Exercise details:
It is required that all of the data be written out exactly.

[Collected data entries]
════

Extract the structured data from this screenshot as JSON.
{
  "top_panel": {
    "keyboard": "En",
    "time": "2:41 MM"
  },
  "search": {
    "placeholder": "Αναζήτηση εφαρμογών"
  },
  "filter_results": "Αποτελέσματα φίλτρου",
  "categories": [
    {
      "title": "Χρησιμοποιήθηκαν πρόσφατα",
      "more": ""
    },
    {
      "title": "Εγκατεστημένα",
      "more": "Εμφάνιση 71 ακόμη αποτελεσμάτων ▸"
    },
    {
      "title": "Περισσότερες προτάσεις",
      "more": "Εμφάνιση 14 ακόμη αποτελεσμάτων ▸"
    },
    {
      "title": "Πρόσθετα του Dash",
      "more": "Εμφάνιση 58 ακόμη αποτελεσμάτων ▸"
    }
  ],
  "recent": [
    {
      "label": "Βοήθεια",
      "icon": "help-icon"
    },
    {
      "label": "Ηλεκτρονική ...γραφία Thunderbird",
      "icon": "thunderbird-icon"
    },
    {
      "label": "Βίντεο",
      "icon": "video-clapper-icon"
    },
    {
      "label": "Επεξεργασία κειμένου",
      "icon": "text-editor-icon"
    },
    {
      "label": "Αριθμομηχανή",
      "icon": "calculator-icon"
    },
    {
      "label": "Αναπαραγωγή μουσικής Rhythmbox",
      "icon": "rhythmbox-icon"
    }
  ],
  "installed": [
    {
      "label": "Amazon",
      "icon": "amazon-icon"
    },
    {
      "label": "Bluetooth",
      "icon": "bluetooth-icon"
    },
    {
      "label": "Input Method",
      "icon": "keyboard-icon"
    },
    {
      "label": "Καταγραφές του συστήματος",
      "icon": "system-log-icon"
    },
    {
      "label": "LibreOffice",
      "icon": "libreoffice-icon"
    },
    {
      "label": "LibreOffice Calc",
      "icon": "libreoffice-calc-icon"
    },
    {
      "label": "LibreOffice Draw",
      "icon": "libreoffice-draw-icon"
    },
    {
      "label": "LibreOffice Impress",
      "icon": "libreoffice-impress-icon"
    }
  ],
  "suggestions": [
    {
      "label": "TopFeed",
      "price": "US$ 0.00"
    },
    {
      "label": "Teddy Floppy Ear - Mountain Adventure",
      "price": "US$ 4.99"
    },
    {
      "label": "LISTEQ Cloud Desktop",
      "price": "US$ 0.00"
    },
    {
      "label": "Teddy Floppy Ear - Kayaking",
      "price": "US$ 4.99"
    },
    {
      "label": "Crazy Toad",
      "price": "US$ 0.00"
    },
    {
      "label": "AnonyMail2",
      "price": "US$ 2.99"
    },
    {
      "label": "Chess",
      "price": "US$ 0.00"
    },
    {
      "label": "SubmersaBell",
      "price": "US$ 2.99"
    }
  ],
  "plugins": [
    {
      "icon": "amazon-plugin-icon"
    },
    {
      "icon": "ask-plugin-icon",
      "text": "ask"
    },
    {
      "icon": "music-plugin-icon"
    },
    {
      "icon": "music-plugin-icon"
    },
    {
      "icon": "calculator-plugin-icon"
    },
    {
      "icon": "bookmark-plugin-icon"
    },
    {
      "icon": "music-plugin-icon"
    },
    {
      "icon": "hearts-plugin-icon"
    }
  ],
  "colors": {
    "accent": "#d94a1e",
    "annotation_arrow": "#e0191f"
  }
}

════

Task answer:
Extract the structured data from this screenshot as JSON.
{
  "top_panel": {
    "keyboard": "En",
    "time": "2:41 MM"
  },
  "search": {
    "placeholder": "Αναζήτηση εφαρμογών"
  },
  "filter_results": "Αποτελέσματα φίλτρου",
  "categories": [
    {
      "title": "Χρησιμοποιήθηκαν πρόσφατα",
      "more": ""
    },
    {
      "title": "Εγκατεστημένα",
      "more": "Εμφάνιση 71 ακόμη αποτελεσμάτων ▸"
    },
    {
      "title": "Περισσότερες προτάσεις",
      "more": "Εμφάνιση 14 ακόμη αποτελεσμάτων ▸"
    },
    {
      "title": "Πρόσθετα του Dash",
      "more": "Εμφάνιση 58 ακόμη αποτελεσμάτων ▸"
    }
  ],
  "recent": [
    {
      "label": "Βοήθεια",
      "icon": "help-icon"
    },
    {
      "label": "Ηλεκτρονική ...γραφία Thunderbird",
      "icon": "thunderbird-icon"
    },
    {
      "label": "Βίντεο",
      "icon": "video-clapper-icon"
    },
    {
      "label": "Επεξεργασία κειμένου",
      "icon": "text-editor-icon"
    },
    {
      "label": "Αριθμομηχανή",
      "icon": "calculator-icon"
    },
    {
      "label": "Αναπαραγωγή μουσικής Rhythmbox",
      "icon": "rhythmbox-icon"
    }
  ],
  "installed": [
    {
      "label": "Amazon",
      "icon": "amazon-icon"
    },
    {
      "label": "Bluetooth",
      "icon": "bluetooth-icon"
    },
    {
      "label": "Input Method",
      "icon": "keyboard-icon"
    },
    {
      "label": "Καταγραφές του συστήματος",
      "icon": "system-log-icon"
    },
    {
      "label": "LibreOffice",
      "icon": "libreoffice-icon"
    },
    {
      "label": "LibreOffice Calc",
      "icon": "libreoffice-calc-icon"
    },
    {
      "label": "LibreOffice Draw",
      "icon": "libreoffice-draw-icon"
    },
    {
      "label": "LibreOffice Impress",
      "icon": "libreoffice-impress-icon"
    }
  ],
  "suggestions": [
    {
      "label": "TopFeed",
      "price": "US$ 0.00"
    },
    {
      "label": "Teddy Floppy Ear - Mountain Adventure",
      "price": "US$ 4.99"
    },
    {
      "label": "LISTEQ Cloud Desktop",
      "price": "US$ 0.00"
    },
    {
      "label": "Teddy Floppy Ear - Kayaking",
      "price": "US$ 4.99"
    },
    {
      "label": "Crazy Toad",
      "price": "US$ 0.00"
    },
    {
      "label": "AnonyMail2",
      "price": "US$ 2.99"
    },
    {
      "label": "Chess",
      "price": "US$ 0.00"
    },
    {
      "label": "SubmersaBell",
      "price": "US$ 2.99"
    }
  ],
  "plugins": [
    {
      "icon": "amazon-plugin-icon"
    },
    {
      "icon": "ask-plugin-icon",
      "text": "ask"
    },
    {
      "icon": "music-plugin-icon"
    },
    {
      "icon": "music-plugin-icon"
    },
    {
      "icon": "calculator-plugin-icon"
    },
    {
      "icon": "bookmark-plugin-icon"
    },
    {
      "icon": "music-plugin-icon"
    },
    {
      "icon": "hearts-plugin-icon"
    }
  ],
  "colors": {
    "accent": "#d94a1e",
    "annotation_arrow": "#e0191f"
  }
}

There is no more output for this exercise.